** BEGIN Record set **
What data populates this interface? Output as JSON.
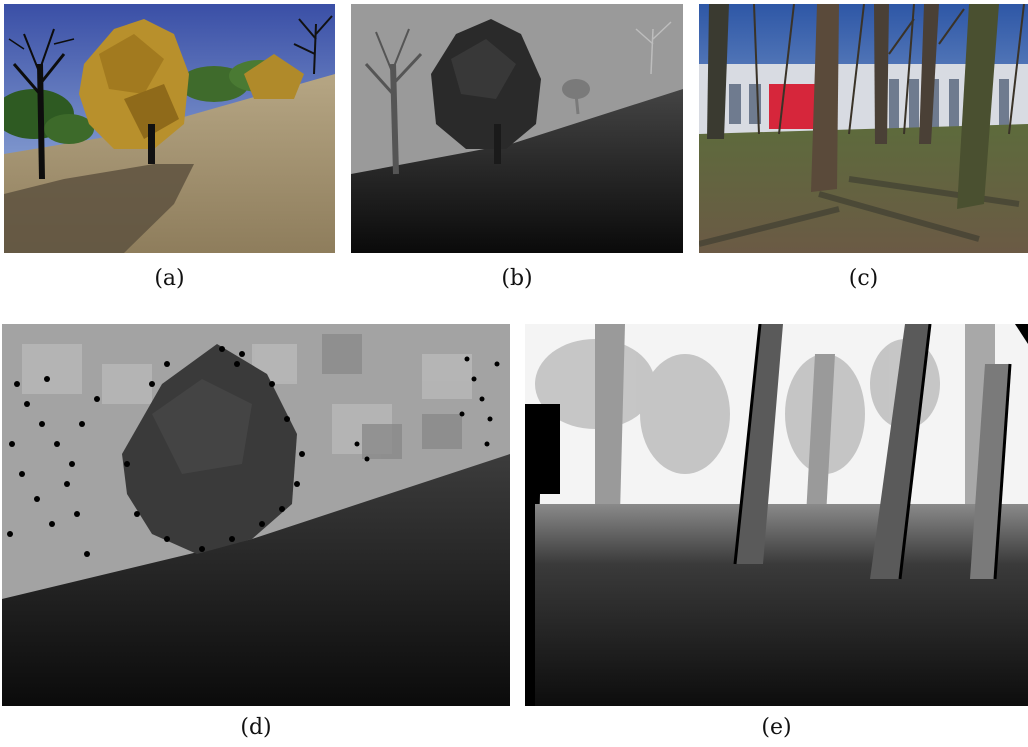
{
  "figure": {
    "panels": [
      {
        "id": "a",
        "caption": "(a)",
        "content": "synthetic forest scene render"
      },
      {
        "id": "b",
        "caption": "(b)",
        "content": "synthetic ground-truth depth map"
      },
      {
        "id": "c",
        "caption": "(c)",
        "content": "real photo of trees in front of building"
      },
      {
        "id": "d",
        "caption": "(d)",
        "content": "estimated depth map of synthetic scene"
      },
      {
        "id": "e",
        "caption": "(e)",
        "content": "estimated depth map of real scene"
      }
    ]
  }
}
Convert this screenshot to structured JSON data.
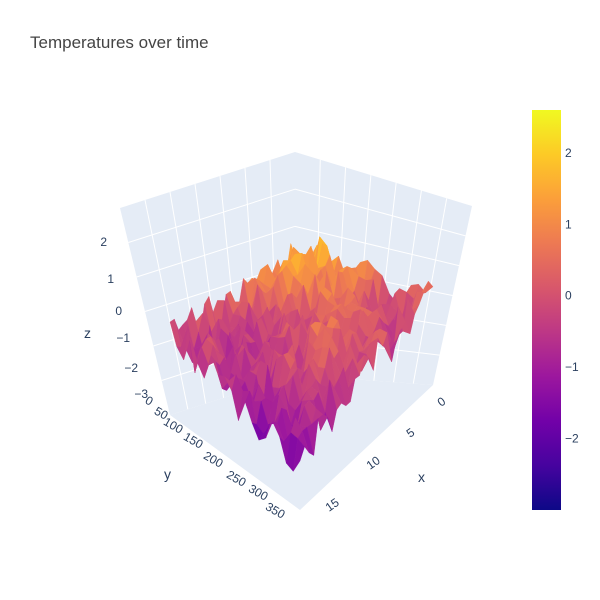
{
  "chart_data": {
    "type": "surface",
    "title": "Temperatures over time",
    "colorscale": "plasma",
    "colorscale_stops": [
      "#0d0887",
      "#46039f",
      "#7201a8",
      "#9c179e",
      "#bd3786",
      "#d8576b",
      "#ed7953",
      "#fb9f3a",
      "#fdca26",
      "#f0f921"
    ],
    "zlim": [
      -3,
      2.6
    ],
    "x_axis": {
      "label": "x",
      "ticks": [
        "0",
        "5",
        "10",
        "15"
      ],
      "range": [
        0,
        19
      ]
    },
    "y_axis": {
      "label": "y",
      "ticks": [
        "0",
        "50",
        "100",
        "150",
        "200",
        "250",
        "300",
        "350"
      ],
      "range": [
        0,
        365
      ]
    },
    "z_axis": {
      "label": "z",
      "ticks": [
        "−3",
        "−2",
        "−1",
        "0",
        "1",
        "2"
      ]
    },
    "colorbar": {
      "ticks": [
        "2",
        "1",
        "0",
        "−1",
        "−2"
      ]
    },
    "grid": true,
    "background": "#e5ecf6"
  }
}
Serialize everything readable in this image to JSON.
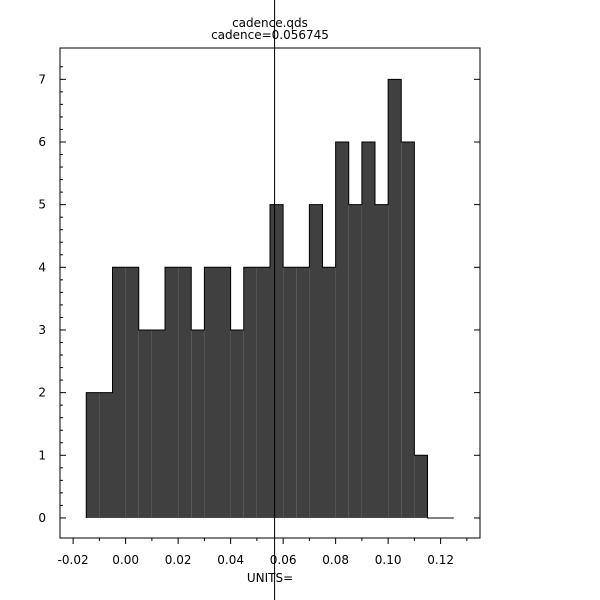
{
  "chart_data": {
    "type": "bar",
    "title": "cadence.qds",
    "subtitle": "cadence=0.056745",
    "xlabel": "UNITS=",
    "ylabel": "",
    "xlim": [
      -0.025,
      0.135
    ],
    "ylim": [
      -0.32,
      7.5
    ],
    "marker_x": 0.056745,
    "bin_width": 0.005,
    "x": [
      -0.015,
      -0.01,
      -0.005,
      0.0,
      0.005,
      0.01,
      0.015,
      0.02,
      0.025,
      0.03,
      0.035,
      0.04,
      0.045,
      0.05,
      0.055,
      0.06,
      0.065,
      0.07,
      0.075,
      0.08,
      0.085,
      0.09,
      0.095,
      0.1,
      0.105,
      0.11,
      0.115,
      0.12
    ],
    "values": [
      2,
      2,
      4,
      4,
      3,
      3,
      4,
      4,
      3,
      4,
      4,
      3,
      4,
      4,
      5,
      4,
      4,
      5,
      4,
      6,
      5,
      6,
      5,
      7,
      6,
      1,
      0,
      0
    ],
    "x_ticks": [
      -0.02,
      0.0,
      0.02,
      0.04,
      0.06,
      0.08,
      0.1,
      0.12
    ],
    "x_tick_labels": [
      "-0.02",
      "0.00",
      "0.02",
      "0.04",
      "0.06",
      "0.08",
      "0.10",
      "0.12"
    ],
    "y_ticks": [
      0,
      1,
      2,
      3,
      4,
      5,
      6,
      7
    ],
    "y_tick_labels": [
      "0",
      "1",
      "2",
      "3",
      "4",
      "5",
      "6",
      "7"
    ],
    "grid": false,
    "colors": {
      "fill": "#404040",
      "stroke": "#000000",
      "frame": "#000000",
      "marker": "#000000",
      "background": "#ffffff"
    }
  }
}
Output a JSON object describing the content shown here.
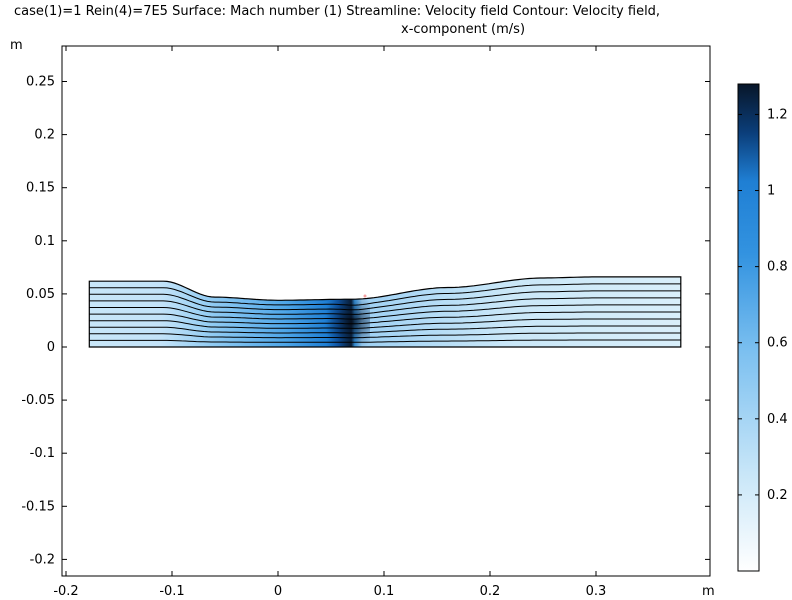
{
  "plot_title": {
    "line1": "case(1)=1 Rein(4)=7E5 Surface: Mach number (1)  Streamline: Velocity field  Contour: Velocity field,",
    "line2": "x-component (m/s)"
  },
  "chart_data": {
    "type": "heatmap",
    "title": "case(1)=1 Rein(4)=7E5 Surface: Mach number (1)  Streamline: Velocity field  Contour: Velocity field, x-component (m/s)",
    "xlabel": "m",
    "ylabel": "m",
    "xlim": [
      -0.205,
      0.405
    ],
    "ylim": [
      -0.215,
      0.285
    ],
    "x_ticks": [
      "-0.2",
      "-0.1",
      "0",
      "0.1",
      "0.2",
      "0.3"
    ],
    "y_ticks": [
      "0.25",
      "0.2",
      "0.15",
      "0.1",
      "0.05",
      "0",
      "-0.05",
      "-0.1",
      "-0.15",
      "-0.2"
    ],
    "colorbar": {
      "range": [
        0,
        1.28
      ],
      "ticks": [
        "1.2",
        "1",
        "0.8",
        "0.6",
        "0.4",
        "0.2"
      ],
      "colors": [
        "#ffffff",
        "#c8e6f8",
        "#5ab2ee",
        "#1f7fd4",
        "#0b3e7a",
        "#081629"
      ]
    },
    "nozzle_wall": {
      "x": [
        -0.178,
        -0.108,
        -0.06,
        0.0,
        0.07,
        0.16,
        0.25,
        0.3,
        0.38
      ],
      "y": [
        0.062,
        0.062,
        0.047,
        0.044,
        0.045,
        0.056,
        0.065,
        0.066,
        0.066
      ]
    },
    "shock_x": 0.072,
    "streamline_count": 9,
    "grid": false
  }
}
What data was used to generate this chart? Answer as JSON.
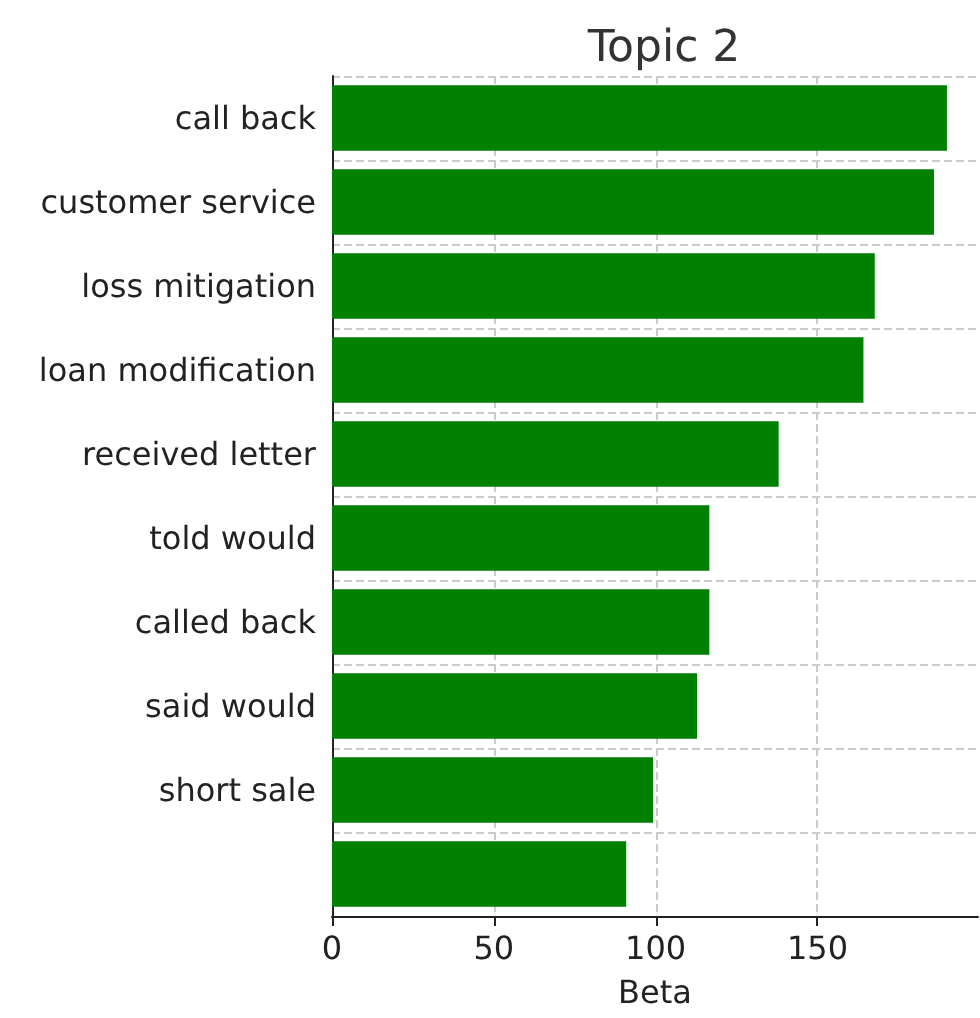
{
  "chart_data": {
    "type": "bar",
    "orientation": "horizontal",
    "title": "Topic 2",
    "xlabel": "Beta",
    "categories": [
      "call back",
      "customer service",
      "loss mitigation",
      "loan modification",
      "received letter",
      "told would",
      "called back",
      "said would",
      "short sale",
      null
    ],
    "values": [
      190,
      186,
      167.7,
      164.2,
      138,
      116.6,
      116.6,
      112.8,
      99.2,
      90.9
    ],
    "color": "#008000",
    "xlim": [
      0,
      199.6
    ],
    "xticks": [
      0,
      50,
      100,
      150
    ],
    "grid": true
  }
}
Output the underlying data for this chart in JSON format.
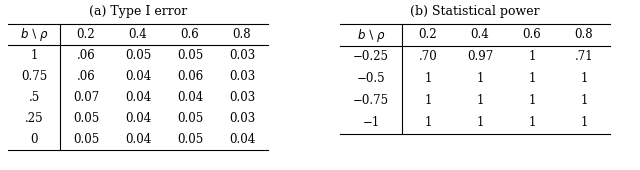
{
  "title_a": "(a) Type I error",
  "title_b": "(b) Statistical power",
  "table_a_header": [
    "b\\rho",
    "0.2",
    "0.4",
    "0.6",
    "0.8"
  ],
  "table_a_rows": [
    [
      "1",
      ".06",
      "0.05",
      "0.05",
      "0.03"
    ],
    [
      "0.75",
      ".06",
      "0.04",
      "0.06",
      "0.03"
    ],
    [
      ".5",
      "0.07",
      "0.04",
      "0.04",
      "0.03"
    ],
    [
      ".25",
      "0.05",
      "0.04",
      "0.05",
      "0.03"
    ],
    [
      "0",
      "0.05",
      "0.04",
      "0.05",
      "0.04"
    ]
  ],
  "table_b_header": [
    "b\\rho",
    "0.2",
    "0.4",
    "0.6",
    "0.8"
  ],
  "table_b_rows": [
    [
      "−0.25",
      ".70",
      "0.97",
      "1",
      ".71"
    ],
    [
      "−0.5",
      "1",
      "1",
      "1",
      "1"
    ],
    [
      "−0.75",
      "1",
      "1",
      "1",
      "1"
    ],
    [
      "−1",
      "1",
      "1",
      "1",
      "1"
    ]
  ],
  "bg_color": "#ffffff",
  "text_color": "#000000",
  "fontsize": 8.5
}
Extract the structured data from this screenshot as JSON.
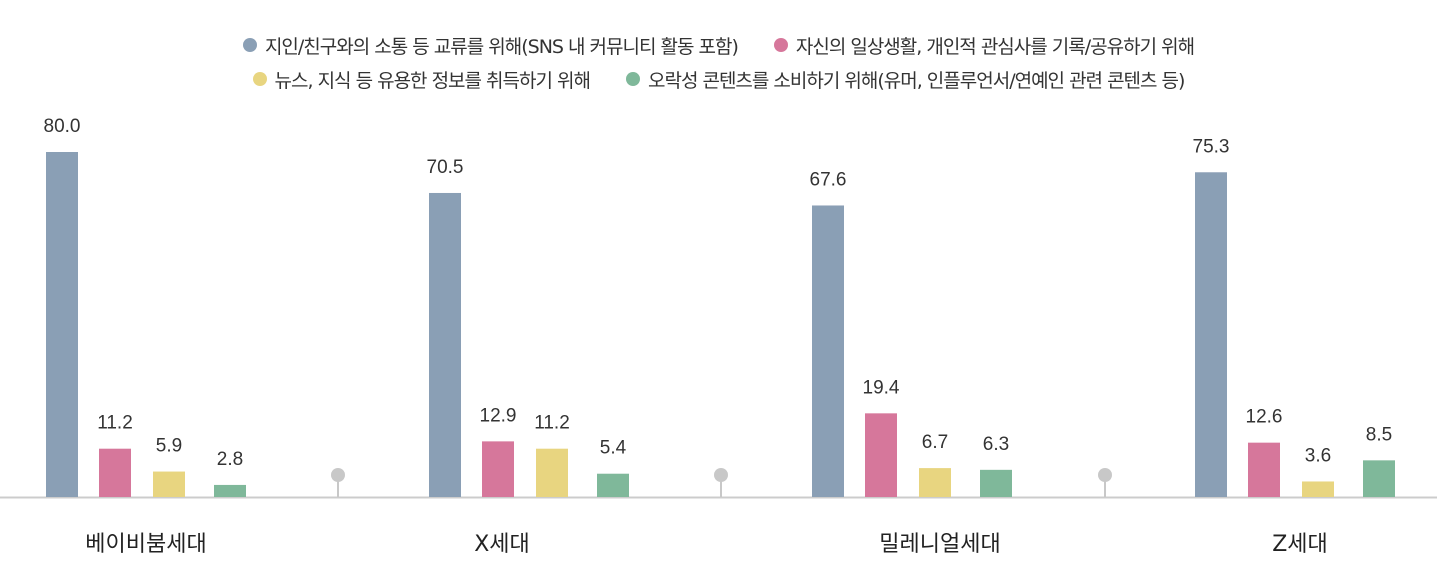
{
  "chart_data": {
    "type": "bar",
    "categories": [
      "베이비붐세대",
      "X세대",
      "밀레니얼세대",
      "Z세대"
    ],
    "series": [
      {
        "name": "지인/친구와의 소통 등 교류를 위해(SNS 내 커뮤니티 활동 포함)",
        "color": "#8a9fb5",
        "values": [
          80.0,
          70.5,
          67.6,
          75.3
        ]
      },
      {
        "name": "자신의 일상생활, 개인적 관심사를 기록/공유하기 위해",
        "color": "#d6779b",
        "values": [
          11.2,
          12.9,
          19.4,
          12.6
        ]
      },
      {
        "name": "뉴스, 지식 등 유용한 정보를 취득하기 위해",
        "color": "#e8d580",
        "values": [
          5.9,
          11.2,
          6.7,
          3.6
        ]
      },
      {
        "name": "오락성 콘텐츠를 소비하기 위해(유머, 인플루언서/연예인 관련 콘텐츠 등)",
        "color": "#7fb89a",
        "values": [
          2.8,
          5.4,
          6.3,
          8.5
        ]
      }
    ],
    "value_labels": [
      [
        "80.0",
        "70.5",
        "67.6",
        "75.3"
      ],
      [
        "11.2",
        "12.9",
        "19.4",
        "12.6"
      ],
      [
        "5.9",
        "11.2",
        "6.7",
        "3.6"
      ],
      [
        "2.8",
        "5.4",
        "6.3",
        "8.5"
      ]
    ],
    "ylim": [
      0,
      80
    ],
    "legend_position": "top",
    "grid": false,
    "separator_color": "#c8c8c8",
    "axis_color": "#cccccc"
  }
}
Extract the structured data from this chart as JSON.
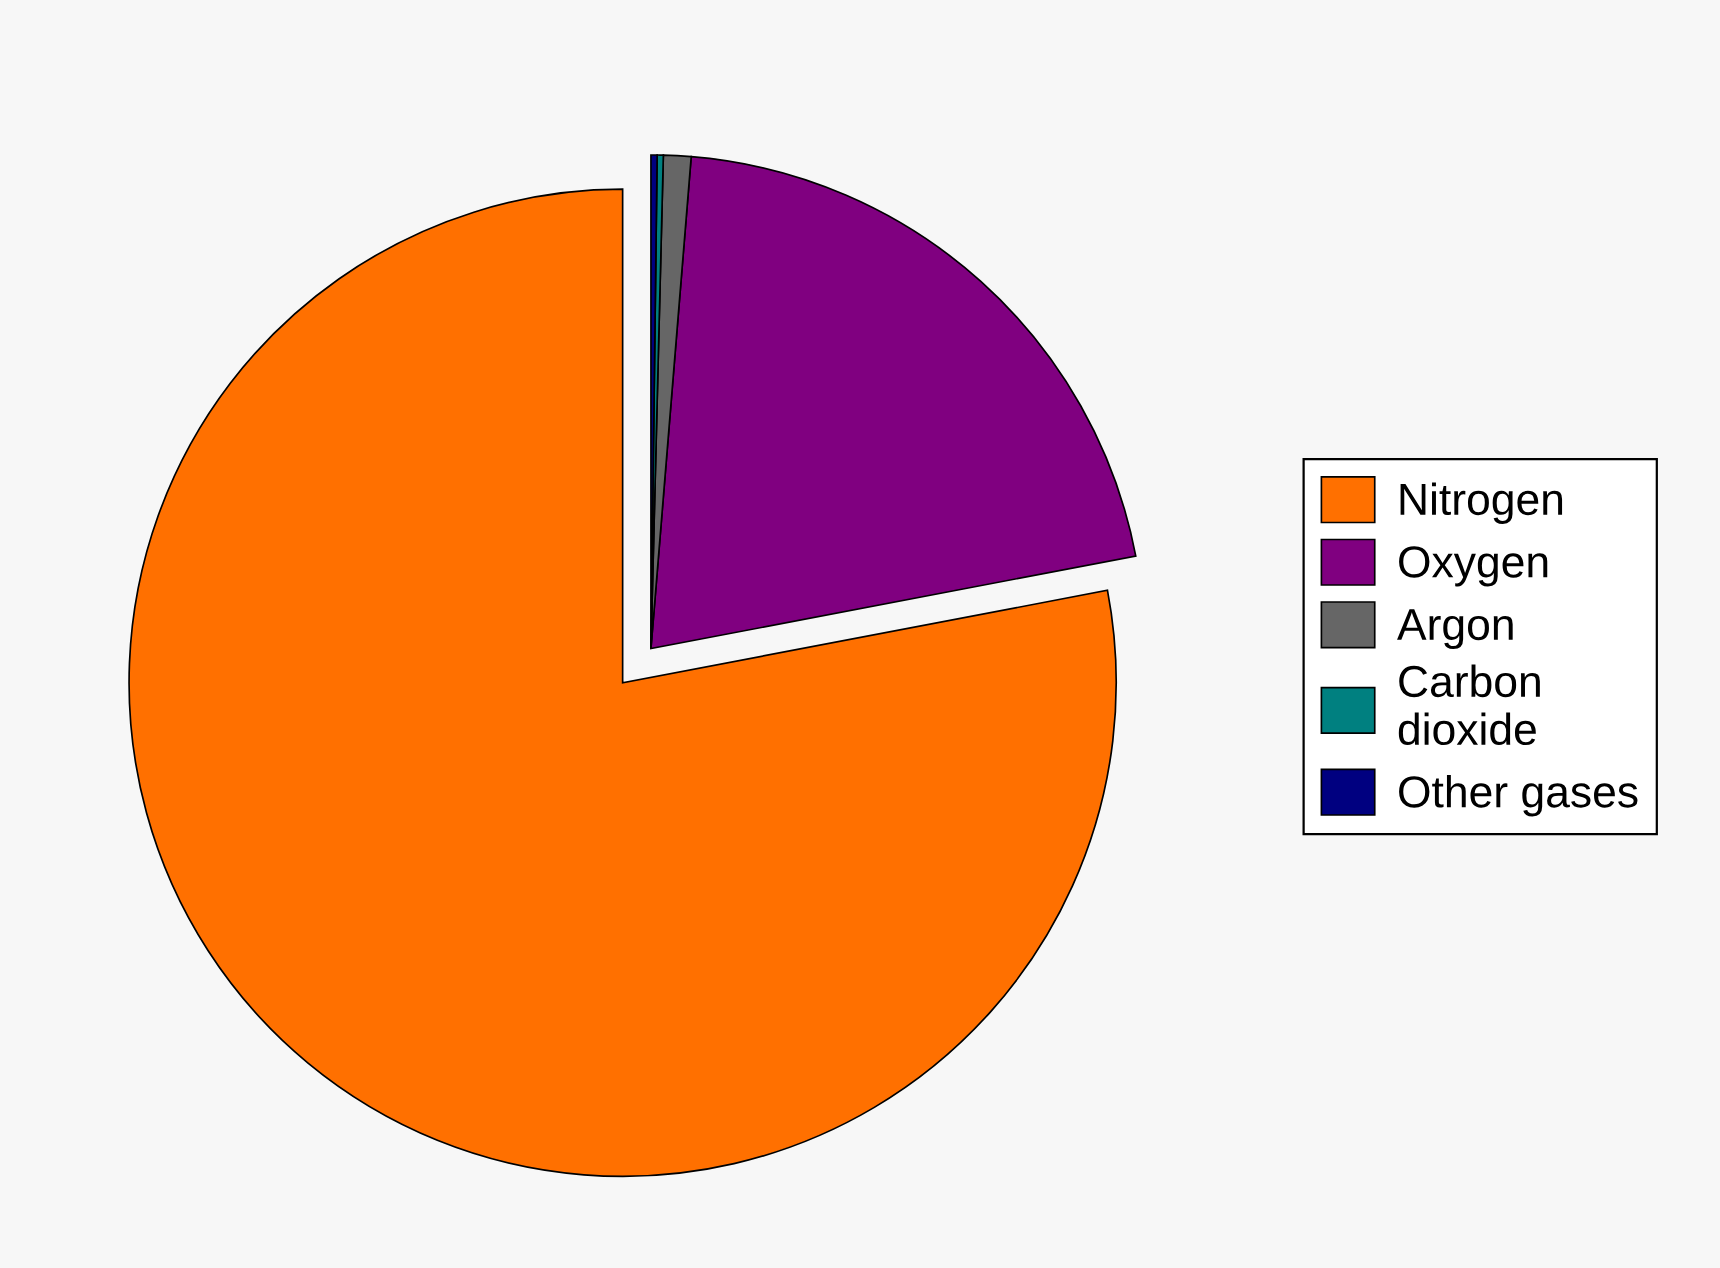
** END Record set **
- _The task_: Pick out and copy every line that contains the word "Extract".

- _Full solution_:
Extract the structured data from this screenshot as JSON.
Extract the structured data from this chart as JSON.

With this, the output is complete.